YOUR OBJECTIVE: All of the data below must be repeated exactly.

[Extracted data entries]

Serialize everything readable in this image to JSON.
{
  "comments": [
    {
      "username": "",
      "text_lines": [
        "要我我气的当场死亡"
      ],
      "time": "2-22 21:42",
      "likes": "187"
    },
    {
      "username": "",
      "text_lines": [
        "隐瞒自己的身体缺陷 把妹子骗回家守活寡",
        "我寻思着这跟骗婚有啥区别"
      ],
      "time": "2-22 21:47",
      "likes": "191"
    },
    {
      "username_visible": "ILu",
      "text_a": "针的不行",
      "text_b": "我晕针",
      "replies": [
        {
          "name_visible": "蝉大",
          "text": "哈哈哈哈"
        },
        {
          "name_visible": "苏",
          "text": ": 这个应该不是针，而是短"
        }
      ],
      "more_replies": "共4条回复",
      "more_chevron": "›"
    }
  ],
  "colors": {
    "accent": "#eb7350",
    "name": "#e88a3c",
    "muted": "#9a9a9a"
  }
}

EXERCISE SOLUTION:
Serialize everything readable in this image to JSON.
{
  "comments": [
    {
      "username": "",
      "text_lines": [
        "要我我气的当场死亡"
      ],
      "time": "2-22 21:42",
      "likes": "187"
    },
    {
      "username": "",
      "text_lines": [
        "隐瞒自己的身体缺陷 把妹子骗回家守活寡",
        "我寻思着这跟骗婚有啥区别"
      ],
      "time": "2-22 21:47",
      "likes": "191"
    },
    {
      "username_visible": "ILu",
      "text_a": "针的不行",
      "text_b": "我晕针",
      "replies": [
        {
          "name_visible": "蝉大",
          "text": "哈哈哈哈"
        },
        {
          "name_visible": "苏",
          "text": ": 这个应该不是针，而是短"
        }
      ],
      "more_replies": "共4条回复",
      "more_chevron": "›"
    }
  ],
  "colors": {
    "accent": "#eb7350",
    "name": "#e88a3c",
    "muted": "#9a9a9a"
  }
}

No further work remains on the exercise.